▸ **Exercise task**
Omit the pictures and output every entry below exactly as written.

▸ **Data provided**
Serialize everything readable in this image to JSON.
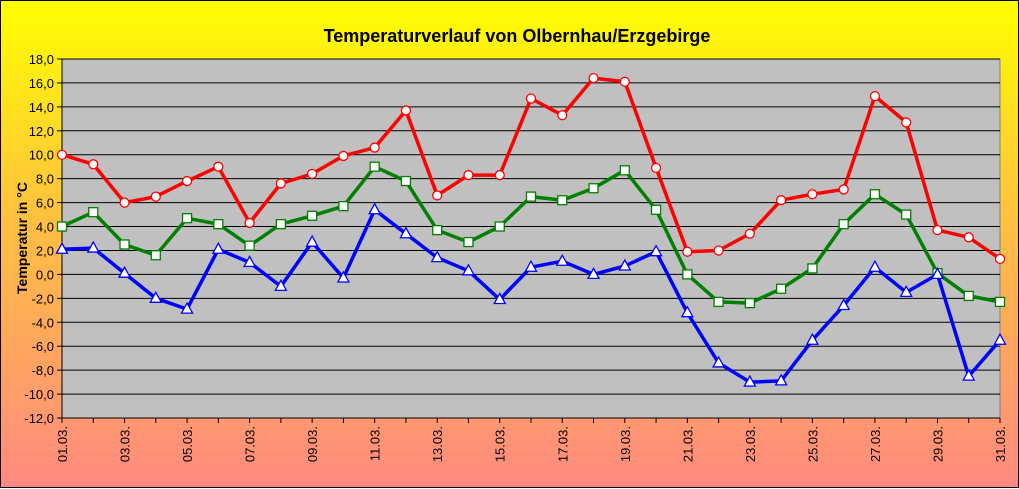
{
  "chart_data": {
    "type": "line",
    "title": "Temperaturverlauf von Olbernhau/Erzgebirge",
    "xlabel": "",
    "ylabel": "Temperatur in °C",
    "ylim": [
      -12,
      18
    ],
    "grid": true,
    "legend": "none",
    "categories": [
      "01.03.",
      "02.03.",
      "03.03.",
      "04.03.",
      "05.03.",
      "06.03.",
      "07.03.",
      "08.03.",
      "09.03.",
      "10.03.",
      "11.03.",
      "12.03.",
      "13.03.",
      "14.03.",
      "15.03.",
      "16.03.",
      "17.03.",
      "18.03.",
      "19.03.",
      "20.03.",
      "21.03.",
      "22.03.",
      "23.03.",
      "24.03.",
      "25.03.",
      "26.03.",
      "27.03.",
      "28.03.",
      "29.03.",
      "30.03.",
      "31.03."
    ],
    "x_tick_labels": [
      "01.03.",
      "03.03.",
      "05.03.",
      "07.03.",
      "09.03.",
      "11.03.",
      "13.03.",
      "15.03.",
      "17.03.",
      "19.03.",
      "21.03.",
      "23.03.",
      "25.03.",
      "27.03.",
      "29.03.",
      "31.03."
    ],
    "y_tick_labels": [
      "18,0",
      "16,0",
      "14,0",
      "12,0",
      "10,0",
      "8,0",
      "6,0",
      "4,0",
      "2,0",
      "0,0",
      "-2,0",
      "-4,0",
      "-6,0",
      "-8,0",
      "-10,0",
      "-12,0"
    ],
    "series": [
      {
        "color": "#ff0000",
        "marker": "circle",
        "values": [
          10.0,
          9.2,
          6.0,
          6.5,
          7.8,
          9.0,
          4.3,
          7.6,
          8.4,
          9.9,
          10.6,
          13.7,
          6.6,
          8.3,
          8.3,
          14.7,
          13.3,
          16.4,
          16.1,
          8.9,
          1.9,
          2.0,
          3.4,
          6.2,
          6.7,
          7.1,
          14.9,
          12.7,
          3.7,
          3.1,
          1.3
        ]
      },
      {
        "color": "#008000",
        "marker": "square",
        "values": [
          4.0,
          5.2,
          2.5,
          1.6,
          4.7,
          4.2,
          2.4,
          4.2,
          4.9,
          5.7,
          9.0,
          7.8,
          3.7,
          2.7,
          4.0,
          6.5,
          6.2,
          7.2,
          8.7,
          5.4,
          0.0,
          -2.3,
          -2.4,
          -1.2,
          0.5,
          4.2,
          6.7,
          5.0,
          0.1,
          -1.8,
          -2.3
        ]
      },
      {
        "color": "#0000ff",
        "marker": "triangle",
        "values": [
          2.1,
          2.2,
          0.1,
          -2.0,
          -2.9,
          2.1,
          1.0,
          -1.0,
          2.7,
          -0.3,
          5.4,
          3.4,
          1.4,
          0.3,
          -2.1,
          0.6,
          1.1,
          0.0,
          0.7,
          1.9,
          -3.2,
          -7.4,
          -9.0,
          -8.9,
          -5.5,
          -2.6,
          0.6,
          -1.5,
          0.0,
          -8.5,
          -5.5
        ]
      }
    ]
  },
  "colors": {
    "plot_background": "#c0c0c0",
    "grid": "#000000"
  }
}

▸ **Answer to this task**
Serialize everything readable in this image to JSON.
{
  "chart_data": {
    "type": "line",
    "title": "Temperaturverlauf von Olbernhau/Erzgebirge",
    "xlabel": "",
    "ylabel": "Temperatur in °C",
    "ylim": [
      -12,
      18
    ],
    "grid": true,
    "legend": "none",
    "categories": [
      "01.03.",
      "02.03.",
      "03.03.",
      "04.03.",
      "05.03.",
      "06.03.",
      "07.03.",
      "08.03.",
      "09.03.",
      "10.03.",
      "11.03.",
      "12.03.",
      "13.03.",
      "14.03.",
      "15.03.",
      "16.03.",
      "17.03.",
      "18.03.",
      "19.03.",
      "20.03.",
      "21.03.",
      "22.03.",
      "23.03.",
      "24.03.",
      "25.03.",
      "26.03.",
      "27.03.",
      "28.03.",
      "29.03.",
      "30.03.",
      "31.03."
    ],
    "x_tick_labels": [
      "01.03.",
      "03.03.",
      "05.03.",
      "07.03.",
      "09.03.",
      "11.03.",
      "13.03.",
      "15.03.",
      "17.03.",
      "19.03.",
      "21.03.",
      "23.03.",
      "25.03.",
      "27.03.",
      "29.03.",
      "31.03."
    ],
    "y_tick_labels": [
      "18,0",
      "16,0",
      "14,0",
      "12,0",
      "10,0",
      "8,0",
      "6,0",
      "4,0",
      "2,0",
      "0,0",
      "-2,0",
      "-4,0",
      "-6,0",
      "-8,0",
      "-10,0",
      "-12,0"
    ],
    "series": [
      {
        "color": "#ff0000",
        "marker": "circle",
        "values": [
          10.0,
          9.2,
          6.0,
          6.5,
          7.8,
          9.0,
          4.3,
          7.6,
          8.4,
          9.9,
          10.6,
          13.7,
          6.6,
          8.3,
          8.3,
          14.7,
          13.3,
          16.4,
          16.1,
          8.9,
          1.9,
          2.0,
          3.4,
          6.2,
          6.7,
          7.1,
          14.9,
          12.7,
          3.7,
          3.1,
          1.3
        ]
      },
      {
        "color": "#008000",
        "marker": "square",
        "values": [
          4.0,
          5.2,
          2.5,
          1.6,
          4.7,
          4.2,
          2.4,
          4.2,
          4.9,
          5.7,
          9.0,
          7.8,
          3.7,
          2.7,
          4.0,
          6.5,
          6.2,
          7.2,
          8.7,
          5.4,
          0.0,
          -2.3,
          -2.4,
          -1.2,
          0.5,
          4.2,
          6.7,
          5.0,
          0.1,
          -1.8,
          -2.3
        ]
      },
      {
        "color": "#0000ff",
        "marker": "triangle",
        "values": [
          2.1,
          2.2,
          0.1,
          -2.0,
          -2.9,
          2.1,
          1.0,
          -1.0,
          2.7,
          -0.3,
          5.4,
          3.4,
          1.4,
          0.3,
          -2.1,
          0.6,
          1.1,
          0.0,
          0.7,
          1.9,
          -3.2,
          -7.4,
          -9.0,
          -8.9,
          -5.5,
          -2.6,
          0.6,
          -1.5,
          0.0,
          -8.5,
          -5.5
        ]
      }
    ]
  },
  "colors": {
    "plot_background": "#c0c0c0",
    "grid": "#000000"
  }
}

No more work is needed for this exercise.